Set task: Identify the lines holding "values" and copy them.

Material:
* * * * * * * * *

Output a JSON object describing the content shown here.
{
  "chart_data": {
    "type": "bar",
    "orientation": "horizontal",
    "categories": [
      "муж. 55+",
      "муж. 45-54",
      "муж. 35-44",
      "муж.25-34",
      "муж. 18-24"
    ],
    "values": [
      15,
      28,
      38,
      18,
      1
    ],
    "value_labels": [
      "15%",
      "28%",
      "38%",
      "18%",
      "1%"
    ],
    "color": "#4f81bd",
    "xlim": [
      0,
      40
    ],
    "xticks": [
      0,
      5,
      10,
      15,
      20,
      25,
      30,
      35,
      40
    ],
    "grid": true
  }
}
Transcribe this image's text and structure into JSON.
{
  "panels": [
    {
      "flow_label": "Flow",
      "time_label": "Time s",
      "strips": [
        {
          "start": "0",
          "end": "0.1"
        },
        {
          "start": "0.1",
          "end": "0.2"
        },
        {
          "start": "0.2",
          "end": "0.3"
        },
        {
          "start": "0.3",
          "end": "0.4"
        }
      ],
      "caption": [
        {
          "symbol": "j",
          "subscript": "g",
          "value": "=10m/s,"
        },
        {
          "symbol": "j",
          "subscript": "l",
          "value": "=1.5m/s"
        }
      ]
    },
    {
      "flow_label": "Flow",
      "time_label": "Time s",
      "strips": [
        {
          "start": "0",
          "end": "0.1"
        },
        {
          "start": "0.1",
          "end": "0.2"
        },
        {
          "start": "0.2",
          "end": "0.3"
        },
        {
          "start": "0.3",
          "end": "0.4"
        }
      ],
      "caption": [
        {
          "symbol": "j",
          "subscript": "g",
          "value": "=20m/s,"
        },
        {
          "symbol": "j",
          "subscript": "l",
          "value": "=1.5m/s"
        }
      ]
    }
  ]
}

* * * * * * * * *

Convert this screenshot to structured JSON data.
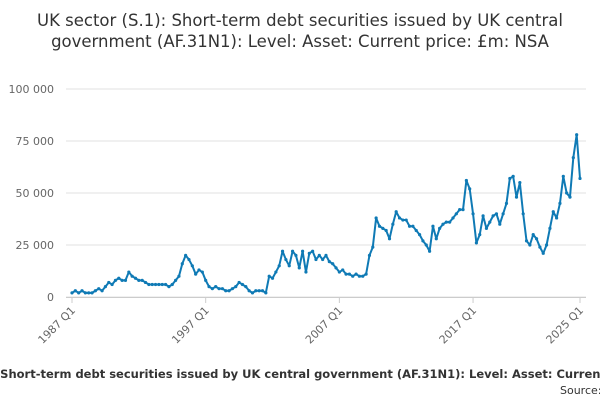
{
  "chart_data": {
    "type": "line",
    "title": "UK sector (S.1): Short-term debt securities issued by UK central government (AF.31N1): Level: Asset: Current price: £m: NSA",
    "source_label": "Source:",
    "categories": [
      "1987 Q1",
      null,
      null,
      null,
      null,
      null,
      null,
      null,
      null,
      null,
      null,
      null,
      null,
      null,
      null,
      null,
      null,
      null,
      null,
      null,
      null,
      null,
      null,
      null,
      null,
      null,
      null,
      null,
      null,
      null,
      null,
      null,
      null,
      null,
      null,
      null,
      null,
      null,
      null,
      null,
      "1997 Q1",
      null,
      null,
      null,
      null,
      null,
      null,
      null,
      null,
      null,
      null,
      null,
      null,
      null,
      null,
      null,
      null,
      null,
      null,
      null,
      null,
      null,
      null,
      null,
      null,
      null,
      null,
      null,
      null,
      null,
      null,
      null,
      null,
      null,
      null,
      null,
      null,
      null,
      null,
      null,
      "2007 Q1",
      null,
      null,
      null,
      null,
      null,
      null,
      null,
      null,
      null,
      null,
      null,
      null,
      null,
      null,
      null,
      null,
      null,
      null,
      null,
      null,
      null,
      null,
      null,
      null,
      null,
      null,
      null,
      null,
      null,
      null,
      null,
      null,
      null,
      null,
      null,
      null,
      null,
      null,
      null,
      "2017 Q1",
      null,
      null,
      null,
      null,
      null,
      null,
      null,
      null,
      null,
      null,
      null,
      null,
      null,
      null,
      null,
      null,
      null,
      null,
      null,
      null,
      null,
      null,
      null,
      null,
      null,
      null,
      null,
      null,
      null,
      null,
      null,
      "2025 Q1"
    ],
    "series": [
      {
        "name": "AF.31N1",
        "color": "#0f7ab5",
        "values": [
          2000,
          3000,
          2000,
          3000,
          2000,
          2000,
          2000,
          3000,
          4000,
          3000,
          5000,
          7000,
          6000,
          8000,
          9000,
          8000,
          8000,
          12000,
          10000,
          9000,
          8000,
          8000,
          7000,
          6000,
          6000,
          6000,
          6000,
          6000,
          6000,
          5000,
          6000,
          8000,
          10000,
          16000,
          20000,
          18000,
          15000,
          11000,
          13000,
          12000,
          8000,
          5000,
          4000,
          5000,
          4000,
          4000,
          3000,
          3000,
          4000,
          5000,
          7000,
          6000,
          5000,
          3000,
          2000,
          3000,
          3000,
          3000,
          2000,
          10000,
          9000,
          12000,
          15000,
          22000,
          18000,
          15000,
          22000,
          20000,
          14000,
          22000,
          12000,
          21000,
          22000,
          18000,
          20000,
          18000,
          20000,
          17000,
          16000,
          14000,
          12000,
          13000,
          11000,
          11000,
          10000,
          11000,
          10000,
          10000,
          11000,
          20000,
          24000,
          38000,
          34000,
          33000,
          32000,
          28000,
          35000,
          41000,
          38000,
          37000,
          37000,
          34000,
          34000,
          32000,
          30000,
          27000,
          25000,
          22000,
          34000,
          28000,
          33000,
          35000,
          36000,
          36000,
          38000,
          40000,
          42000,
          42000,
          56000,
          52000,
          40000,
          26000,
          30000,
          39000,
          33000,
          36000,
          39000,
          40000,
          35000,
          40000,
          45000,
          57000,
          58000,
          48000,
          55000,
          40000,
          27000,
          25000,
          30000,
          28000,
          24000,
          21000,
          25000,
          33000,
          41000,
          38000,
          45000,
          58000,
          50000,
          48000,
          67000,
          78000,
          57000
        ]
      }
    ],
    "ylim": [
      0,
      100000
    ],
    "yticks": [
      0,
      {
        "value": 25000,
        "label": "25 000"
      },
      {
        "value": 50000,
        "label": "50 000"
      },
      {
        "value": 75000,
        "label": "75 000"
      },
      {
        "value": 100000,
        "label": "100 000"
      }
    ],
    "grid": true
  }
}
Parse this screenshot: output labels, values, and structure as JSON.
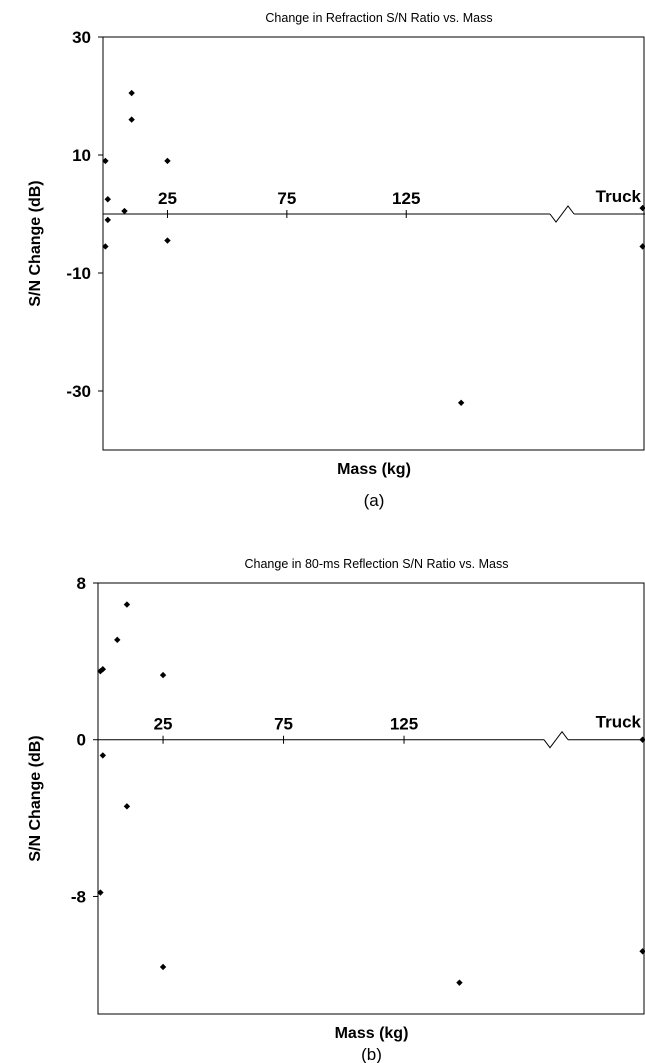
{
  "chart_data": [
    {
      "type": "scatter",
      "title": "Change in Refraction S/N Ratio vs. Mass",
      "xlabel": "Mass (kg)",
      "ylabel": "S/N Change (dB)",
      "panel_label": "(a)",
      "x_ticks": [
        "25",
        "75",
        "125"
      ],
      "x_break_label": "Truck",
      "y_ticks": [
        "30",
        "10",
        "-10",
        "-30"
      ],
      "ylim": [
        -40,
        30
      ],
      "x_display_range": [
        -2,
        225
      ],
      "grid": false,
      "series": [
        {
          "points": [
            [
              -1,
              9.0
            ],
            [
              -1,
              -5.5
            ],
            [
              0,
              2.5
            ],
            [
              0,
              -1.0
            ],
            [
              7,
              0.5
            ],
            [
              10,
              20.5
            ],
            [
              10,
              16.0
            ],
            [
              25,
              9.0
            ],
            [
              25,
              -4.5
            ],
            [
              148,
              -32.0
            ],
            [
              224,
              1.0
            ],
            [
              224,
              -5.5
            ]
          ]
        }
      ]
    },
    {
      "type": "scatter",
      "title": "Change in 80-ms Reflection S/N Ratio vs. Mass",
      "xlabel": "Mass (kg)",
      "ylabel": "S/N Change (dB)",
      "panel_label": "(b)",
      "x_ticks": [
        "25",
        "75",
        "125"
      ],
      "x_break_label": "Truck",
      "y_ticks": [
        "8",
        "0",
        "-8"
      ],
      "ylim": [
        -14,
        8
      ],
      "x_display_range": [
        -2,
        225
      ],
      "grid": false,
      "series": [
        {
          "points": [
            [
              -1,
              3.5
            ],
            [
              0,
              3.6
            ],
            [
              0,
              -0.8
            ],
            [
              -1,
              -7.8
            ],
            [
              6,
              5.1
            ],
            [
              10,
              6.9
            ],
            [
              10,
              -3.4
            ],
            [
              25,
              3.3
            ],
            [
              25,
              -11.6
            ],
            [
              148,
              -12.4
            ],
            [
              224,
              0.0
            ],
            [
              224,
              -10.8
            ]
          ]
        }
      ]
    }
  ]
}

* * * * * * * * *

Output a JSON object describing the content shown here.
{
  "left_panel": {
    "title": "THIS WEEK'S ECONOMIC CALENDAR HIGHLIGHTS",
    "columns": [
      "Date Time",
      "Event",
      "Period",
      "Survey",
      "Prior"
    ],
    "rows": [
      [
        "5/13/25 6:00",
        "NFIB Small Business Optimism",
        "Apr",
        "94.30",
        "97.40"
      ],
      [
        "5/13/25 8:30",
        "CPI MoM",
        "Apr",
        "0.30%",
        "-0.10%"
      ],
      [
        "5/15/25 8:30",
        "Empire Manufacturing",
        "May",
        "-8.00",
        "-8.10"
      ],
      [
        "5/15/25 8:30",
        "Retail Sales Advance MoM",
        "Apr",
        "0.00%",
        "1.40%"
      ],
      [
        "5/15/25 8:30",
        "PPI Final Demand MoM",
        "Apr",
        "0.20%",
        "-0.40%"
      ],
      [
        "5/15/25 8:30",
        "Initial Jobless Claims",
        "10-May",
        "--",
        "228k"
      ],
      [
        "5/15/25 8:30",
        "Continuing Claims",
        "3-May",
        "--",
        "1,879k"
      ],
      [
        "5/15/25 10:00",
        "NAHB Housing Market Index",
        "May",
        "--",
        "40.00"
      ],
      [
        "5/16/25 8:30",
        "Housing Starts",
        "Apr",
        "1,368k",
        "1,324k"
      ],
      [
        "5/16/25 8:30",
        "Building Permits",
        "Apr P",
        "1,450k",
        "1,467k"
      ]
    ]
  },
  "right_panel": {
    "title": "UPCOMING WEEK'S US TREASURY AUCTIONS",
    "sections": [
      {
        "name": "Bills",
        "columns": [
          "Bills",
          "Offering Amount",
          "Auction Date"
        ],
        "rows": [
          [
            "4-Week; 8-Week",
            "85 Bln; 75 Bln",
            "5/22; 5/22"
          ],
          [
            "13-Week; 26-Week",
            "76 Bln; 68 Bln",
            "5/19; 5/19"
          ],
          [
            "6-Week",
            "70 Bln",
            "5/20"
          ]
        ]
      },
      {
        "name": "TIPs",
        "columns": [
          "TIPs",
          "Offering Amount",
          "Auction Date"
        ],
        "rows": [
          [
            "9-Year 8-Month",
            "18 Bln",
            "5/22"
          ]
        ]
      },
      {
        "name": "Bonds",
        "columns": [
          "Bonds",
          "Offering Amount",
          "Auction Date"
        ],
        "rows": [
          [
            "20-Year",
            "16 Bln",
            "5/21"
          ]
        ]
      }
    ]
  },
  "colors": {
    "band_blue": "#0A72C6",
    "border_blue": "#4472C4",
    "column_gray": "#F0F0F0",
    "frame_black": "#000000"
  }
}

* * * * * * * * *

Result:
    "values": [
        "values": [
Parse this screenshot: output labels, values, and structure as JSON.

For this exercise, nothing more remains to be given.